Task statement |
State how many lines of the entries hold the string "this", and nothing more.

— begin Dataset records —

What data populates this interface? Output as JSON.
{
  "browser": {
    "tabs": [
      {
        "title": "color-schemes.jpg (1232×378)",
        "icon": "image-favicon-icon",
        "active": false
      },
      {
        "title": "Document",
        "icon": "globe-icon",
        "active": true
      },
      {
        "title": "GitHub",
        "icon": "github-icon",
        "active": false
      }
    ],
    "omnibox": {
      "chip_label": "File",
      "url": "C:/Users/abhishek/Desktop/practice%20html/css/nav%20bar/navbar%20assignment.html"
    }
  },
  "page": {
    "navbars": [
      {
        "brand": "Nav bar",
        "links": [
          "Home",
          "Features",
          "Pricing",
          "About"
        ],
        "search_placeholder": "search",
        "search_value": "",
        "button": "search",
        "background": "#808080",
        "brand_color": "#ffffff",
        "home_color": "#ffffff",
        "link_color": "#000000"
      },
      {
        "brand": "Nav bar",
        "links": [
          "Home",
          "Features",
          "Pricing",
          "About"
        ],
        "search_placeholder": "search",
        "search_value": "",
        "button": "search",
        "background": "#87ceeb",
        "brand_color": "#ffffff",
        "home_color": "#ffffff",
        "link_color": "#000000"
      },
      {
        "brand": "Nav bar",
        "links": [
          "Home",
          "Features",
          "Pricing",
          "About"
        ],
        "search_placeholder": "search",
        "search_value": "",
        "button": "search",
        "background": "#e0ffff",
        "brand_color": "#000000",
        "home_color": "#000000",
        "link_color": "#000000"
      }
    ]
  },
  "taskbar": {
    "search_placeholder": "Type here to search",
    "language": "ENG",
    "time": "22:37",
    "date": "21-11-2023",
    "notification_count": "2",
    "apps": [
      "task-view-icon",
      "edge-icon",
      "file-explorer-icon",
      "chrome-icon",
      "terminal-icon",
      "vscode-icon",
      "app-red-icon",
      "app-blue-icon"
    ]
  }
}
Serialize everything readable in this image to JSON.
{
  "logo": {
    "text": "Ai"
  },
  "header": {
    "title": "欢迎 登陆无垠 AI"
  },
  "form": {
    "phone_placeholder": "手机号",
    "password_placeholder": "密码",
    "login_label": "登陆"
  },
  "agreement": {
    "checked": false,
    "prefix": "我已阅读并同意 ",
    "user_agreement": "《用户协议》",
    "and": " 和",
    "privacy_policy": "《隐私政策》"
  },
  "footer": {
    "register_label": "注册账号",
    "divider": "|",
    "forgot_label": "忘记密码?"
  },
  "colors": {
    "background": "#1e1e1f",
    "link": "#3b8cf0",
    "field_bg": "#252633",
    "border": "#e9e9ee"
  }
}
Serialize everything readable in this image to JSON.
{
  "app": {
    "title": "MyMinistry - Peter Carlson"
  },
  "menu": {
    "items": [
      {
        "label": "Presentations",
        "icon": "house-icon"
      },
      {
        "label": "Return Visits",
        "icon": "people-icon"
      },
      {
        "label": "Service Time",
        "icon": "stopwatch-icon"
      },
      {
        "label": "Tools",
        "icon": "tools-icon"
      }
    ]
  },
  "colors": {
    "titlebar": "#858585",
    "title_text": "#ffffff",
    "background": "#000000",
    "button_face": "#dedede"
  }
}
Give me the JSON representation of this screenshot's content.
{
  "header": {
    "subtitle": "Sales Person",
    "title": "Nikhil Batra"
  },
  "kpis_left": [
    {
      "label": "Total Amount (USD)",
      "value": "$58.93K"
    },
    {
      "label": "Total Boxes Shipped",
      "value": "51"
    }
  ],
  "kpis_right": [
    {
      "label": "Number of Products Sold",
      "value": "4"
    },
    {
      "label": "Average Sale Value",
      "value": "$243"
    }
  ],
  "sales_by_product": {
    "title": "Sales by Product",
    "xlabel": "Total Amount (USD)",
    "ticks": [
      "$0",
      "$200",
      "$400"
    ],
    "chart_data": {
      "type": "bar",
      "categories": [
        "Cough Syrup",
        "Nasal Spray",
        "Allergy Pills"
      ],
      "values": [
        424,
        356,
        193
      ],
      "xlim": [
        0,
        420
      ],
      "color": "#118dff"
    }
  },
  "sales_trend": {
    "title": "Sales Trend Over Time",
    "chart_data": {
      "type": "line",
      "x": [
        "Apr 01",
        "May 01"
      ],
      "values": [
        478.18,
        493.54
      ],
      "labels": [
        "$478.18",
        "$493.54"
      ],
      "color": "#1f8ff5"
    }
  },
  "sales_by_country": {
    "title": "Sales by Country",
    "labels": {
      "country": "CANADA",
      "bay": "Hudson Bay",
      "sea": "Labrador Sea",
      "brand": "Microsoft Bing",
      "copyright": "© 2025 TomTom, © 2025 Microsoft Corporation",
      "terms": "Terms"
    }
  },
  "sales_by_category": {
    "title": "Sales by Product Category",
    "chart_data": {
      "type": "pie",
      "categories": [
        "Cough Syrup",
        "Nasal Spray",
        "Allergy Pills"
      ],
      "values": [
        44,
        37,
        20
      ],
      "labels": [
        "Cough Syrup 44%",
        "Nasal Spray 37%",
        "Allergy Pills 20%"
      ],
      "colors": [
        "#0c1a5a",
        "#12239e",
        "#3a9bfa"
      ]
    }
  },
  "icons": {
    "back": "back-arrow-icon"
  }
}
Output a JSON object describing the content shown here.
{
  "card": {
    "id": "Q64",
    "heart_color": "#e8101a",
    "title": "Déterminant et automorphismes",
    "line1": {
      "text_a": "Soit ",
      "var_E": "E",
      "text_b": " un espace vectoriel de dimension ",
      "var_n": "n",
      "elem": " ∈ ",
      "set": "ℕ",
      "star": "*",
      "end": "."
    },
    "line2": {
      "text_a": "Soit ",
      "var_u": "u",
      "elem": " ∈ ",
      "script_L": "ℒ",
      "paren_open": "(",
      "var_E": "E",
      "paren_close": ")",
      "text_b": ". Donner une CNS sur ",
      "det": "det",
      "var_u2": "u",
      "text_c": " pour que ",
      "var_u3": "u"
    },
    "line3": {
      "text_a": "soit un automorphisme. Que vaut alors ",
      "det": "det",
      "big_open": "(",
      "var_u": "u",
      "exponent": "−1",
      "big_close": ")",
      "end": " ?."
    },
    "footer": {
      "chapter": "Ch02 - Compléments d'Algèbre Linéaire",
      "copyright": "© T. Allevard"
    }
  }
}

— end Dataset records —

Task response |
4